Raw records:
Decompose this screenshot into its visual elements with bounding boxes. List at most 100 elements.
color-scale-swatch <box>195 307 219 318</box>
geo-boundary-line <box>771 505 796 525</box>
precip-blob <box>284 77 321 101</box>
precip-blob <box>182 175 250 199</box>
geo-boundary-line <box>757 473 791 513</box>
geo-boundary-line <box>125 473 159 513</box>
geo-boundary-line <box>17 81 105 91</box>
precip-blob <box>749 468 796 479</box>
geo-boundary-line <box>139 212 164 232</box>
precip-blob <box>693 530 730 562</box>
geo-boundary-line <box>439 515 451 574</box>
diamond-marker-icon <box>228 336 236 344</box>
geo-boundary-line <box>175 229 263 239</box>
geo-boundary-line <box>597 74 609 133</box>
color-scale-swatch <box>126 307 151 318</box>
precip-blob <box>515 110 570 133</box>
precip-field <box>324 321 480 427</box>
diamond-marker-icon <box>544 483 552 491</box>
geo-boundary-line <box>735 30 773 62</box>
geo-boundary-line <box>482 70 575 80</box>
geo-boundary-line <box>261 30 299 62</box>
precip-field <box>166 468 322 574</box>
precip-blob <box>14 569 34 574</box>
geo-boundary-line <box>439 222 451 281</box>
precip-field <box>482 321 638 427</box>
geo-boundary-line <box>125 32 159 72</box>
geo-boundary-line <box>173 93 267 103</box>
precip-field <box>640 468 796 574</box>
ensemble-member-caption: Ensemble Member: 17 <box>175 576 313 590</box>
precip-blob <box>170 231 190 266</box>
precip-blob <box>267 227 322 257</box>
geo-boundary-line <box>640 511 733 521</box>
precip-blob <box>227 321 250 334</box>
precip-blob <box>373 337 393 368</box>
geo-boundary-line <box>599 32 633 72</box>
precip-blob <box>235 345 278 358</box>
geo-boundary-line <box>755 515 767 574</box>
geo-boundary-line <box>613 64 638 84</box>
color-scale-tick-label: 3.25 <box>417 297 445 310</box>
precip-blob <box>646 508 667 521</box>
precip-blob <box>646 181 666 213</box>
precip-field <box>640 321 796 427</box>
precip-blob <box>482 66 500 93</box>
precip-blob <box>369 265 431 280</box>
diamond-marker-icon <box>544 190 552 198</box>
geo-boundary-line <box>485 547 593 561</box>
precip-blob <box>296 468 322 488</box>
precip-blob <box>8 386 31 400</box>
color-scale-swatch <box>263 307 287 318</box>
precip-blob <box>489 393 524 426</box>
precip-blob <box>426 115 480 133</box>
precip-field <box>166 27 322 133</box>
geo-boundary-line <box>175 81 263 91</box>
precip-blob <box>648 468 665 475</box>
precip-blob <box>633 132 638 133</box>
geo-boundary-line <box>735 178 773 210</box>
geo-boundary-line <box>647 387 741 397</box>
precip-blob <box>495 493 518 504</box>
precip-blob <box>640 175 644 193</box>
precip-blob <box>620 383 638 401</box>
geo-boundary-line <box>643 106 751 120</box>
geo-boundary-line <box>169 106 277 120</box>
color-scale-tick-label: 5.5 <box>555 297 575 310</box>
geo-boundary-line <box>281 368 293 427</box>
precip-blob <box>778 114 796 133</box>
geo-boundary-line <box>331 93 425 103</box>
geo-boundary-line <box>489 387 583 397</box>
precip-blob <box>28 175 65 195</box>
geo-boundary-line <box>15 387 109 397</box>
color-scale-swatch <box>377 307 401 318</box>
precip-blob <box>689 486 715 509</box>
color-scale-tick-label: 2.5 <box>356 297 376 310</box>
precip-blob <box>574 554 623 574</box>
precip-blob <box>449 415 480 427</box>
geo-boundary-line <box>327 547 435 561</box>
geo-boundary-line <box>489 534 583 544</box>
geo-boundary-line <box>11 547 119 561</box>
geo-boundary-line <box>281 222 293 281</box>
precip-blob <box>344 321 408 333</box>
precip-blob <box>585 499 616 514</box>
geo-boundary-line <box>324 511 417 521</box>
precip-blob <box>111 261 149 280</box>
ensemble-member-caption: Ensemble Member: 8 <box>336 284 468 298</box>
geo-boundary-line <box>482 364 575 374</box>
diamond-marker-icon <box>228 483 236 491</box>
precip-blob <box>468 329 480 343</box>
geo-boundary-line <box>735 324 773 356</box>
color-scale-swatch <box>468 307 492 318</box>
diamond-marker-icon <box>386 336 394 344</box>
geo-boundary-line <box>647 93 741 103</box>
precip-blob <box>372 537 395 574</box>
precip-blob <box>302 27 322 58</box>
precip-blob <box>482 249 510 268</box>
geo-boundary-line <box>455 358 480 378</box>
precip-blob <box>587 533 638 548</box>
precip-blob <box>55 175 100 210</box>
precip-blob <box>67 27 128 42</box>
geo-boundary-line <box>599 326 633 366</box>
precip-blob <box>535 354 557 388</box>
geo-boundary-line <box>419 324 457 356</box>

# [To be done]
Count the lines in the data above that contain the string "marker", with case mattering. Reply with the number alone.

# [The reply]
5